Entries
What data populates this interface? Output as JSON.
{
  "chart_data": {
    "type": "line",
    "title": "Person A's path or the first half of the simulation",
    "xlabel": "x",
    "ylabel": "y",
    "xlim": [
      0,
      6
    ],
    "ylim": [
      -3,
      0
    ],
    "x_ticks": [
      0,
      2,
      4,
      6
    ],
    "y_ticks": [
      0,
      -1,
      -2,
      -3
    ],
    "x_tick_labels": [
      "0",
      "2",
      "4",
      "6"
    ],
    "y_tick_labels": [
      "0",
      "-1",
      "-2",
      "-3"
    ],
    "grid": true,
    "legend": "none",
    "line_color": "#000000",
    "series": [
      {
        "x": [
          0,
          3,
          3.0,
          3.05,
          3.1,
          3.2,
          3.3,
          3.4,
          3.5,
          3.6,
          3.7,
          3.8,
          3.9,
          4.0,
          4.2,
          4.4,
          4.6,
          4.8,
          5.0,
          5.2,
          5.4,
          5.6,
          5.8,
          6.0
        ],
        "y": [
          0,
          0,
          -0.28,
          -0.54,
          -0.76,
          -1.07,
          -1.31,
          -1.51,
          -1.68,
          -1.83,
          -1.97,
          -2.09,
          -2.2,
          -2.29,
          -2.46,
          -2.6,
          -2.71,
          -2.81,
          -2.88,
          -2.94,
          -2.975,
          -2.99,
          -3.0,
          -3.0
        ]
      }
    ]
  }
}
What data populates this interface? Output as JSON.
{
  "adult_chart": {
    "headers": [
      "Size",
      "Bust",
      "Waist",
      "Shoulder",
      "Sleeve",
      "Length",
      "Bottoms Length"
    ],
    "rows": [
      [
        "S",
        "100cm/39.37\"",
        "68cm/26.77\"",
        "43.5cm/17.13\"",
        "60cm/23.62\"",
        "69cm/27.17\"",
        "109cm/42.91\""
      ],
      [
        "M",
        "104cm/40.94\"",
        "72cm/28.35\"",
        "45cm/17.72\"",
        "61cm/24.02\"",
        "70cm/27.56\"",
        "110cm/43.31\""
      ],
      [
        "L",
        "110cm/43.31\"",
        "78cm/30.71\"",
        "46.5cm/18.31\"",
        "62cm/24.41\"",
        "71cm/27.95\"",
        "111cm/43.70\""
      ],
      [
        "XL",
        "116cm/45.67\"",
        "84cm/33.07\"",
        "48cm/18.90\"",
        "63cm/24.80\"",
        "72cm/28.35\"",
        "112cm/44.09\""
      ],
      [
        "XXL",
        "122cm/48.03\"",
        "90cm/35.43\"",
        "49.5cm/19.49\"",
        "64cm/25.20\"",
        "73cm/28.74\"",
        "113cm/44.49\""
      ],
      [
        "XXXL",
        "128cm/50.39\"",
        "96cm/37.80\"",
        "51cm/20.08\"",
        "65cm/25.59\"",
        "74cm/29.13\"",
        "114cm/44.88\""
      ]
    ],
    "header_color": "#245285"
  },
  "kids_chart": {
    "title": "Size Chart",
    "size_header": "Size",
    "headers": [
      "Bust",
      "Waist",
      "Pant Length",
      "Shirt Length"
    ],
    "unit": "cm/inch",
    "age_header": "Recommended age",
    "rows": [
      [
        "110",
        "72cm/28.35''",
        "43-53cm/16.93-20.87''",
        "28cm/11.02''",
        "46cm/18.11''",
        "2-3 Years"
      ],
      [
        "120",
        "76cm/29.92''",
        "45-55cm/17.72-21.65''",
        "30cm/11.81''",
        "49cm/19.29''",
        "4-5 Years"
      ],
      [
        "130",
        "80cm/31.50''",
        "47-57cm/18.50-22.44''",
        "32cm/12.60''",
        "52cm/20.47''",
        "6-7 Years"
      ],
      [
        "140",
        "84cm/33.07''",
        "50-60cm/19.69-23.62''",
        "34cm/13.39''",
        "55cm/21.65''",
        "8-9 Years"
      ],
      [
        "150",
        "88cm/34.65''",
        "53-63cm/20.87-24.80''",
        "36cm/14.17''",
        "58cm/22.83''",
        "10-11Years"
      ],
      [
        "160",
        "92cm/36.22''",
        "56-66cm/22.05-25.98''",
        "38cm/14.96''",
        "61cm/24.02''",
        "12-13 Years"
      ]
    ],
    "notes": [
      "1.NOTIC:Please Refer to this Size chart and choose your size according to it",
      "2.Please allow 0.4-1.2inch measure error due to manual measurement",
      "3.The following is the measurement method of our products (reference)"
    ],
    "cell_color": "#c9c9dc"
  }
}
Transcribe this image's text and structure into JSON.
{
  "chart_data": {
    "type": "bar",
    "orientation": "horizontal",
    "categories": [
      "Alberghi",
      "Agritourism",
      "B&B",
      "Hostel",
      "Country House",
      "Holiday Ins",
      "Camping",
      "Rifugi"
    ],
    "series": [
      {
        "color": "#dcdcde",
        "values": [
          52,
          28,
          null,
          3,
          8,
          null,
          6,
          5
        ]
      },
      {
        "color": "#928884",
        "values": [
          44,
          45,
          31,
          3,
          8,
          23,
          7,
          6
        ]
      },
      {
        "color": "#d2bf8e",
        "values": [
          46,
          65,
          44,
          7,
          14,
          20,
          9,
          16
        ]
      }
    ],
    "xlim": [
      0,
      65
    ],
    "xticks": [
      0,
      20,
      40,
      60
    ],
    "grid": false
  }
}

Aim
Where a line of the entries contains the word "title", copy that line.

Output of the task
    "title": "Person A's path or the first half of the simulation",
    "title": "Size Chart",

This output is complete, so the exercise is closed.